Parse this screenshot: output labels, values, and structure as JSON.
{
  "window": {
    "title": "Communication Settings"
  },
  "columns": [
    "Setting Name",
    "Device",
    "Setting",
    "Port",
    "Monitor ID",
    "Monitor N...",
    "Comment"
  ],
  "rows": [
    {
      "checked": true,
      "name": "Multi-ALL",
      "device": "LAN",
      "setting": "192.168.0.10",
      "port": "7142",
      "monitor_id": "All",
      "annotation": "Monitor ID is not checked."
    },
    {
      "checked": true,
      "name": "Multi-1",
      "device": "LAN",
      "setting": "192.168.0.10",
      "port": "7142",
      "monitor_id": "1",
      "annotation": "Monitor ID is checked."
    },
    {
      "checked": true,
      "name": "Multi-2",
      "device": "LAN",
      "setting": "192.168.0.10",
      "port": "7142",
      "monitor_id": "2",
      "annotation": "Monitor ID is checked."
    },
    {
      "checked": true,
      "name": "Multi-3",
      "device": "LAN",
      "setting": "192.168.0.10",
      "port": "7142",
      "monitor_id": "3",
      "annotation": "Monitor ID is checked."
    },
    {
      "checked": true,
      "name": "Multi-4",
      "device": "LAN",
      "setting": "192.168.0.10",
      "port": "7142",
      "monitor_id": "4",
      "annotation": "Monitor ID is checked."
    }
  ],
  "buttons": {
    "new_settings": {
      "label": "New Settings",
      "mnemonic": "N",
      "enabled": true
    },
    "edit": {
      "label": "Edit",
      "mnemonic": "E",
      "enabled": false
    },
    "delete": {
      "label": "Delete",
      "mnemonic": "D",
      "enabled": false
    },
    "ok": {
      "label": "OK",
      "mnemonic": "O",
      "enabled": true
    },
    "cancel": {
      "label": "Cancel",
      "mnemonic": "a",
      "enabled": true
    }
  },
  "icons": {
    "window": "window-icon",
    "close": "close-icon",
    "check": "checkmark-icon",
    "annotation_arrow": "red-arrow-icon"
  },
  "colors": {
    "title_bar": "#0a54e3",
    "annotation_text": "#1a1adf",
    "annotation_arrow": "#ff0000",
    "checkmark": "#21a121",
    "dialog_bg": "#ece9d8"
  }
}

----

**SET PROBLEM**
Repeat the data precisely, reproducing every entry.

**EXPECTED ANSWER**
Parse this screenshot: output labels, values, and structure as JSON.
{
  "window": {
    "title": "Communication Settings"
  },
  "columns": [
    "Setting Name",
    "Device",
    "Setting",
    "Port",
    "Monitor ID",
    "Monitor N...",
    "Comment"
  ],
  "rows": [
    {
      "checked": true,
      "name": "Multi-ALL",
      "device": "LAN",
      "setting": "192.168.0.10",
      "port": "7142",
      "monitor_id": "All",
      "annotation": "Monitor ID is not checked."
    },
    {
      "checked": true,
      "name": "Multi-1",
      "device": "LAN",
      "setting": "192.168.0.10",
      "port": "7142",
      "monitor_id": "1",
      "annotation": "Monitor ID is checked."
    },
    {
      "checked": true,
      "name": "Multi-2",
      "device": "LAN",
      "setting": "192.168.0.10",
      "port": "7142",
      "monitor_id": "2",
      "annotation": "Monitor ID is checked."
    },
    {
      "checked": true,
      "name": "Multi-3",
      "device": "LAN",
      "setting": "192.168.0.10",
      "port": "7142",
      "monitor_id": "3",
      "annotation": "Monitor ID is checked."
    },
    {
      "checked": true,
      "name": "Multi-4",
      "device": "LAN",
      "setting": "192.168.0.10",
      "port": "7142",
      "monitor_id": "4",
      "annotation": "Monitor ID is checked."
    }
  ],
  "buttons": {
    "new_settings": {
      "label": "New Settings",
      "mnemonic": "N",
      "enabled": true
    },
    "edit": {
      "label": "Edit",
      "mnemonic": "E",
      "enabled": false
    },
    "delete": {
      "label": "Delete",
      "mnemonic": "D",
      "enabled": false
    },
    "ok": {
      "label": "OK",
      "mnemonic": "O",
      "enabled": true
    },
    "cancel": {
      "label": "Cancel",
      "mnemonic": "a",
      "enabled": true
    }
  },
  "icons": {
    "window": "window-icon",
    "close": "close-icon",
    "check": "checkmark-icon",
    "annotation_arrow": "red-arrow-icon"
  },
  "colors": {
    "title_bar": "#0a54e3",
    "annotation_text": "#1a1adf",
    "annotation_arrow": "#ff0000",
    "checkmark": "#21a121",
    "dialog_bg": "#ece9d8"
  }
}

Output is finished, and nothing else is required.